= TASK BRIEF =
Collect every line below that contains the word "power".

Saved entries:
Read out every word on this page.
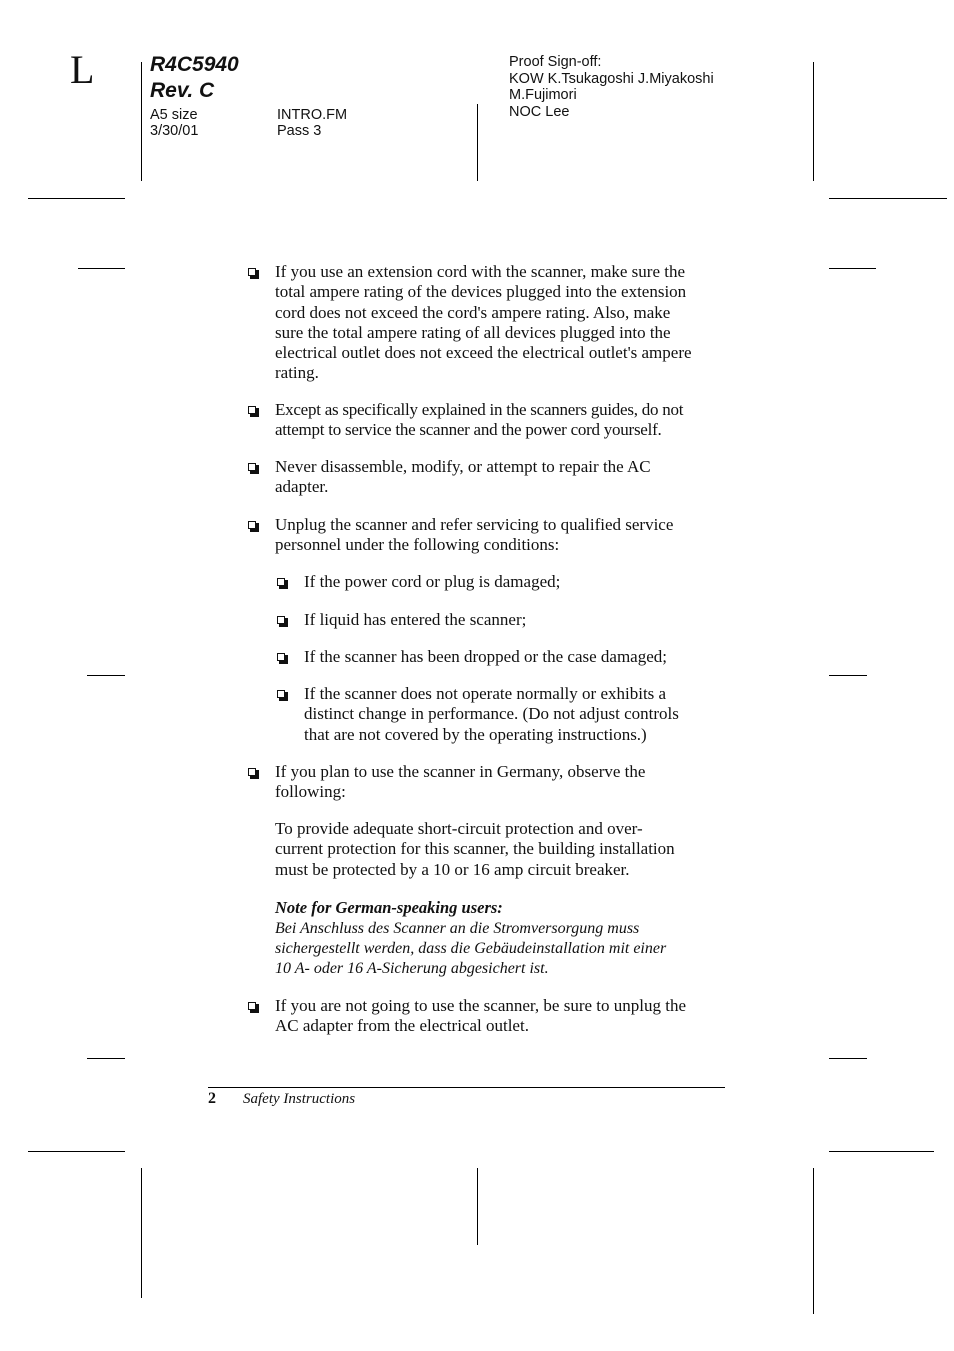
L	R4C5940
Rev. C
A5 size
3/30/01
INTRO.FM
Pass 3
Proof Sign-off:
KOW K.Tsukagoshi J.Miyakoshi
M.Fujimori
NOC Lee
If you use an extension cord with the scanner, make sure the
total ampere rating of the devices plugged into the extension
cord does not exceed the cord's ampere rating. Also, make
sure the total ampere rating of all devices plugged into the
electrical outlet does not exceed the electrical outlet's ampere
rating.
Except as specifically explained in the scanners guides, do not
attempt to service the scanner and the power cord yourself.
Never disassemble, modify, or attempt to repair the AC
adapter.
Unplug the scanner and refer servicing to qualified service
personnel under the following conditions:
If the power cord or plug is damaged;
If liquid has entered the scanner;
If the scanner has been dropped or the case damaged;
If the scanner does not operate normally or exhibits a
distinct change in performance. (Do not adjust controls
that are not covered by the operating instructions.)
If you plan to use the scanner in Germany, observe the
following:
To provide adequate short-circuit protection and over-
current protection for this scanner, the building installation
must be protected by a 10 or 16 amp circuit breaker.
Note for German-speaking users:
Bei Anschluss des Scanner an die Stromversorgung muss
sichergestellt werden, dass die Gebäudeinstallation mit einer
10 A- oder 16 A-Sicherung abgesichert ist.
If you are not going to use the scanner, be sure to unplug the
AC adapter from the electrical outlet.
2 Safety Instructions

= RESULT OF THE TASK =
attempt to service the scanner and the power cord yourself.
If the power cord or plug is damaged;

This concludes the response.